- **EXERCISE REQUIREMENTS**: Transcribe the listing word for word.

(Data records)
········

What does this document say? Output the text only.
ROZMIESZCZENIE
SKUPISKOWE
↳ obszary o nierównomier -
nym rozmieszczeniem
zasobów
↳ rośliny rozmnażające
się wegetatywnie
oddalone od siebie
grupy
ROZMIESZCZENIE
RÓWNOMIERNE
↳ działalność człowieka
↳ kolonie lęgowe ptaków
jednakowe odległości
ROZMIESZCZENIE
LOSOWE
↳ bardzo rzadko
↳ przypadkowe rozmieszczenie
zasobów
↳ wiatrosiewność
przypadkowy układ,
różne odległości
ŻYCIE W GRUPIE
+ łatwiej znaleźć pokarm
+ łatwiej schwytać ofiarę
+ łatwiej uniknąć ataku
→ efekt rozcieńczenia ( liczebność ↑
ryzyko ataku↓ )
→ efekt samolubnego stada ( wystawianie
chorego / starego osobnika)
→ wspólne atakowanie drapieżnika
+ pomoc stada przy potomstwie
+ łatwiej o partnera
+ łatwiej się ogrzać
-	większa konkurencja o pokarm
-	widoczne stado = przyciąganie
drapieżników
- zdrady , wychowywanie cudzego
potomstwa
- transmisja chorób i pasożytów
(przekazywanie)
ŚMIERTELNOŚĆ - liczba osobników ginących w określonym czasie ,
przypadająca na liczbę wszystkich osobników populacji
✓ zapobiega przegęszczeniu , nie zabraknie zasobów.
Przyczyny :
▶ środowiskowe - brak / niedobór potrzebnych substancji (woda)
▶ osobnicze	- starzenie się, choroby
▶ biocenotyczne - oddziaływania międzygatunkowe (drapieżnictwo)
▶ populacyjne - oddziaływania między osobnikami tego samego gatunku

········

- **OUTPUT FOR THIS EXERCISE**:
What does this document say? Output the text only.
ROZMIESZCZENIE
SKUPISKOWE
↳ obszary o nierównomier -
nym rozmieszczeniem
zasobów
↳ rośliny rozmnażające
się wegetatywnie
oddalone od siebie
grupy
ROZMIESZCZENIE
RÓWNOMIERNE
↳ działalność człowieka
↳ kolonie lęgowe ptaków
jednakowe odległości
ROZMIESZCZENIE
LOSOWE
↳ bardzo rzadko
↳ przypadkowe rozmieszczenie
zasobów
↳ wiatrosiewność
przypadkowy układ,
różne odległości
ŻYCIE W GRUPIE
+ łatwiej znaleźć pokarm
+ łatwiej schwytać ofiarę
+ łatwiej uniknąć ataku
→ efekt rozcieńczenia ( liczebność ↑
ryzyko ataku↓ )
→ efekt samolubnego stada ( wystawianie
chorego / starego osobnika)
→ wspólne atakowanie drapieżnika
+ pomoc stada przy potomstwie
+ łatwiej o partnera
+ łatwiej się ogrzać
-	większa konkurencja o pokarm
-	widoczne stado = przyciąganie
drapieżników
- zdrady , wychowywanie cudzego
potomstwa
- transmisja chorób i pasożytów
(przekazywanie)
ŚMIERTELNOŚĆ - liczba osobników ginących w określonym czasie ,
przypadająca na liczbę wszystkich osobników populacji
✓ zapobiega przegęszczeniu , nie zabraknie zasobów.
Przyczyny :
▶ środowiskowe - brak / niedobór potrzebnych substancji (woda)
▶ osobnicze	- starzenie się, choroby
▶ biocenotyczne - oddziaływania międzygatunkowe (drapieżnictwo)
▶ populacyjne - oddziaływania między osobnikami tego samego gatunku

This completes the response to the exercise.